(Task to complete): In the listing below, locate the line containing "Output the underlying" and copy it and every line after it through the end, exactly as written, leaving out any pictures.

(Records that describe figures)
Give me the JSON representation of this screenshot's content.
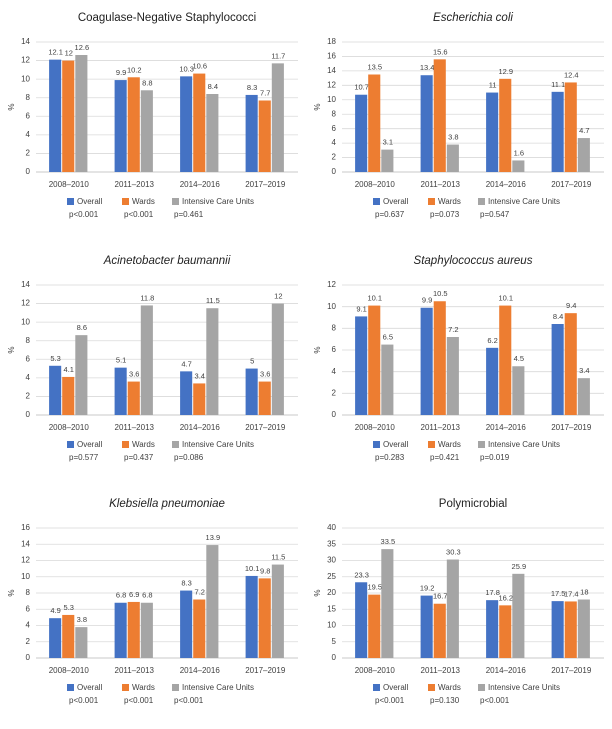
{
  "chart_data": [
    {
      "type": "bar",
      "title": "Coagulase-Negative Staphylococci",
      "title_italic": false,
      "y_label": "%",
      "categories": [
        "2008–2010",
        "2011–2013",
        "2014–2016",
        "2017–2019"
      ],
      "series": [
        {
          "name": "Overall",
          "color": "#4472c4",
          "values": [
            12.1,
            9.9,
            10.3,
            8.3
          ]
        },
        {
          "name": "Wards",
          "color": "#ed7d31",
          "values": [
            12,
            10.2,
            10.6,
            7.7
          ]
        },
        {
          "name": "Intensive Care Units",
          "color": "#a5a5a5",
          "values": [
            12.6,
            8.8,
            8.4,
            11.7
          ]
        }
      ],
      "ylim": [
        0,
        14
      ],
      "yticks": [
        0,
        2,
        4,
        6,
        8,
        10,
        12,
        14
      ],
      "grid": true,
      "p_values": [
        "p<0.001",
        "p<0.001",
        "p=0.461"
      ]
    },
    {
      "type": "bar",
      "title": "Escherichia coli",
      "title_italic": true,
      "y_label": "%",
      "categories": [
        "2008–2010",
        "2011–2013",
        "2014–2016",
        "2017–2019"
      ],
      "series": [
        {
          "name": "Overall",
          "color": "#4472c4",
          "values": [
            10.7,
            13.4,
            11,
            11.1
          ]
        },
        {
          "name": "Wards",
          "color": "#ed7d31",
          "values": [
            13.5,
            15.6,
            12.9,
            12.4
          ]
        },
        {
          "name": "Intensive Care Units",
          "color": "#a5a5a5",
          "values": [
            3.1,
            3.8,
            1.6,
            4.7
          ]
        }
      ],
      "ylim": [
        0,
        18
      ],
      "yticks": [
        0,
        2,
        4,
        6,
        8,
        10,
        12,
        14,
        16,
        18
      ],
      "grid": true,
      "p_values": [
        "p=0.637",
        "p=0.073",
        "p=0.547"
      ]
    },
    {
      "type": "bar",
      "title": "Acinetobacter baumannii",
      "title_italic": true,
      "y_label": "%",
      "categories": [
        "2008–2010",
        "2011–2013",
        "2014–2016",
        "2017–2019"
      ],
      "series": [
        {
          "name": "Overall",
          "color": "#4472c4",
          "values": [
            5.3,
            5.1,
            4.7,
            5
          ]
        },
        {
          "name": "Wards",
          "color": "#ed7d31",
          "values": [
            4.1,
            3.6,
            3.4,
            3.6
          ]
        },
        {
          "name": "Intensive Care Units",
          "color": "#a5a5a5",
          "values": [
            8.6,
            11.8,
            11.5,
            12
          ]
        }
      ],
      "ylim": [
        0,
        14
      ],
      "yticks": [
        0,
        2,
        4,
        6,
        8,
        10,
        12,
        14
      ],
      "grid": true,
      "p_values": [
        "p=0.577",
        "p=0.437",
        "p=0.086"
      ]
    },
    {
      "type": "bar",
      "title": "Staphylococcus aureus",
      "title_italic": true,
      "y_label": "%",
      "categories": [
        "2008–2010",
        "2011–2013",
        "2014–2016",
        "2017–2019"
      ],
      "series": [
        {
          "name": "Overall",
          "color": "#4472c4",
          "values": [
            9.1,
            9.9,
            6.2,
            8.4
          ]
        },
        {
          "name": "Wards",
          "color": "#ed7d31",
          "values": [
            10.1,
            10.5,
            10.1,
            9.4
          ]
        },
        {
          "name": "Intensive Care Units",
          "color": "#a5a5a5",
          "values": [
            6.5,
            7.2,
            4.5,
            3.4
          ]
        }
      ],
      "ylim": [
        0,
        12
      ],
      "yticks": [
        0,
        2,
        4,
        6,
        8,
        10,
        12
      ],
      "grid": true,
      "p_values": [
        "p=0.283",
        "p=0.421",
        "p=0.019"
      ]
    },
    {
      "type": "bar",
      "title": "Klebsiella pneumoniae",
      "title_italic": true,
      "y_label": "%",
      "categories": [
        "2008–2010",
        "2011–2013",
        "2014–2016",
        "2017–2019"
      ],
      "series": [
        {
          "name": "Overall",
          "color": "#4472c4",
          "values": [
            4.9,
            6.8,
            8.3,
            10.1
          ]
        },
        {
          "name": "Wards",
          "color": "#ed7d31",
          "values": [
            5.3,
            6.9,
            7.2,
            9.8
          ]
        },
        {
          "name": "Intensive Care Units",
          "color": "#a5a5a5",
          "values": [
            3.8,
            6.8,
            13.9,
            11.5
          ]
        }
      ],
      "ylim": [
        0,
        16
      ],
      "yticks": [
        0,
        2,
        4,
        6,
        8,
        10,
        12,
        14,
        16
      ],
      "grid": true,
      "p_values": [
        "p<0.001",
        "p<0.001",
        "p<0.001"
      ]
    },
    {
      "type": "bar",
      "title": "Polymicrobial",
      "title_italic": false,
      "y_label": "%",
      "categories": [
        "2008–2010",
        "2011–2013",
        "2014–2016",
        "2017–2019"
      ],
      "series": [
        {
          "name": "Overall",
          "color": "#4472c4",
          "values": [
            23.3,
            19.2,
            17.8,
            17.5
          ]
        },
        {
          "name": "Wards",
          "color": "#ed7d31",
          "values": [
            19.5,
            16.7,
            16.2,
            17.4
          ]
        },
        {
          "name": "Intensive Care Units",
          "color": "#a5a5a5",
          "values": [
            33.5,
            30.3,
            25.9,
            18
          ]
        }
      ],
      "ylim": [
        0,
        40
      ],
      "yticks": [
        0,
        5,
        10,
        15,
        20,
        25,
        30,
        35,
        40
      ],
      "grid": true,
      "p_values": [
        "p<0.001",
        "p=0.130",
        "p<0.001"
      ]
    }
  ]
}
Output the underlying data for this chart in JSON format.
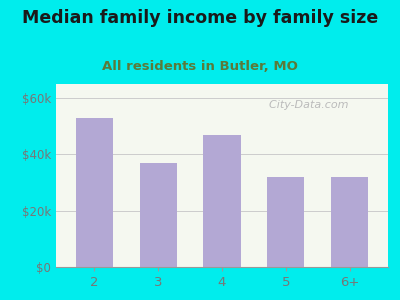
{
  "title": "Median family income by family size",
  "subtitle": "All residents in Butler, MO",
  "categories": [
    "2",
    "3",
    "4",
    "5",
    "6+"
  ],
  "values": [
    53000,
    37000,
    47000,
    32000,
    32000
  ],
  "bar_color": "#b3a8d4",
  "background_outer": "#00eded",
  "background_inner_top": "#e8f0e0",
  "background_inner_bottom": "#f5f8f0",
  "title_color": "#1a1a1a",
  "subtitle_color": "#5a7a3a",
  "tick_color": "#777777",
  "yticks": [
    0,
    20000,
    40000,
    60000
  ],
  "ytick_labels": [
    "$0",
    "$20k",
    "$40k",
    "$60k"
  ],
  "ylim": [
    0,
    65000
  ],
  "grid_color": "#cccccc",
  "watermark_text": "  City-Data.com",
  "watermark_color": "#bbbbbb",
  "title_fontsize": 12.5,
  "subtitle_fontsize": 9.5
}
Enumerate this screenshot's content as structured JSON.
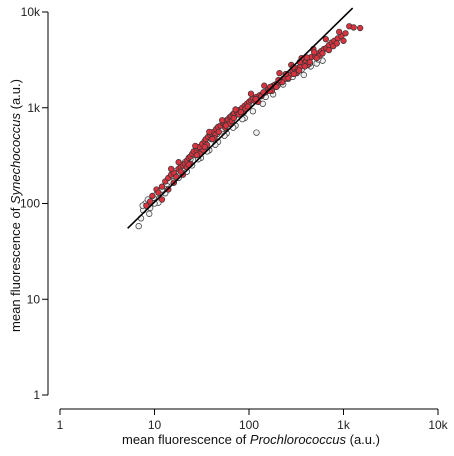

(Problem solution):
Output the underlying data for this chart in JSON format.
{
  "title": "Median family income by family size",
  "subtitle": "All residents in Butler, MO",
  "categories": [
    "2",
    "3",
    "4",
    "5",
    "6+"
  ],
  "values": [
    53000,
    37000,
    47000,
    32000,
    32000
  ],
  "bar_color": "#b3a8d4",
  "background_outer": "#00eded",
  "background_inner_top": "#e8f0e0",
  "background_inner_bottom": "#f5f8f0",
  "title_color": "#1a1a1a",
  "subtitle_color": "#5a7a3a",
  "tick_color": "#777777",
  "yticks": [
    0,
    20000,
    40000,
    60000
  ],
  "ytick_labels": [
    "$0",
    "$20k",
    "$40k",
    "$60k"
  ],
  "ylim": [
    0,
    65000
  ],
  "grid_color": "#cccccc",
  "watermark_text": "  City-Data.com",
  "watermark_color": "#bbbbbb",
  "title_fontsize": 12.5,
  "subtitle_fontsize": 9.5
}
Enumerate this screenshot's content as structured JSON.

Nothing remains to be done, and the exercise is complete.